### WORK INSTRUCTIONS
Below are entries; tally how many lines hold the string "candidates" and answer with only that figure.

### ENTRIES

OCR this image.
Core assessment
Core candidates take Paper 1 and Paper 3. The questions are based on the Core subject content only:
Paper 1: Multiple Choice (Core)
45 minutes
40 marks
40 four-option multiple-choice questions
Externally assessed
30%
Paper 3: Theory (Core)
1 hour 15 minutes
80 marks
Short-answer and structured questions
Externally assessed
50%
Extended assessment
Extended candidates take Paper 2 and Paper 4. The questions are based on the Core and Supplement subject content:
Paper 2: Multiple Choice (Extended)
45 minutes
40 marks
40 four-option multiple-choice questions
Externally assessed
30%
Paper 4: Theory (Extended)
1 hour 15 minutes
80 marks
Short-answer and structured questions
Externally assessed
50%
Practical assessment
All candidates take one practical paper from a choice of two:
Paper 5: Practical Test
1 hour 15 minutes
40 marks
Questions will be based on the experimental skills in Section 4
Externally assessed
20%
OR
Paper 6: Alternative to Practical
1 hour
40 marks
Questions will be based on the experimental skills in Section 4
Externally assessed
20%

---

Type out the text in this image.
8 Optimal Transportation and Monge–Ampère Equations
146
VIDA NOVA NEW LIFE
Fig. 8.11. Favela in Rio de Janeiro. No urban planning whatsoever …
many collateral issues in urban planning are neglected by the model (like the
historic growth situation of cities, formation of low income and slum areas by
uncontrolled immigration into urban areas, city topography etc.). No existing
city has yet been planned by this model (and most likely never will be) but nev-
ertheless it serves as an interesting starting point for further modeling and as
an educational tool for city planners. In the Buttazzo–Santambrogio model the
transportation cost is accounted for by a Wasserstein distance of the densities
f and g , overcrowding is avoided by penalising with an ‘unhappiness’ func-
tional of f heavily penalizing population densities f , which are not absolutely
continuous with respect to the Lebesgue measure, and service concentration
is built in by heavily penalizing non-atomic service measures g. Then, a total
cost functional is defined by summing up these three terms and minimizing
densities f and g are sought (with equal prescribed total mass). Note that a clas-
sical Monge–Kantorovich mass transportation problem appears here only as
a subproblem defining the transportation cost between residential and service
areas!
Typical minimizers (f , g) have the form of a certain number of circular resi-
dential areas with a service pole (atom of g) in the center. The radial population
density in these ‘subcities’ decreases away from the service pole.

### THE RESULT
3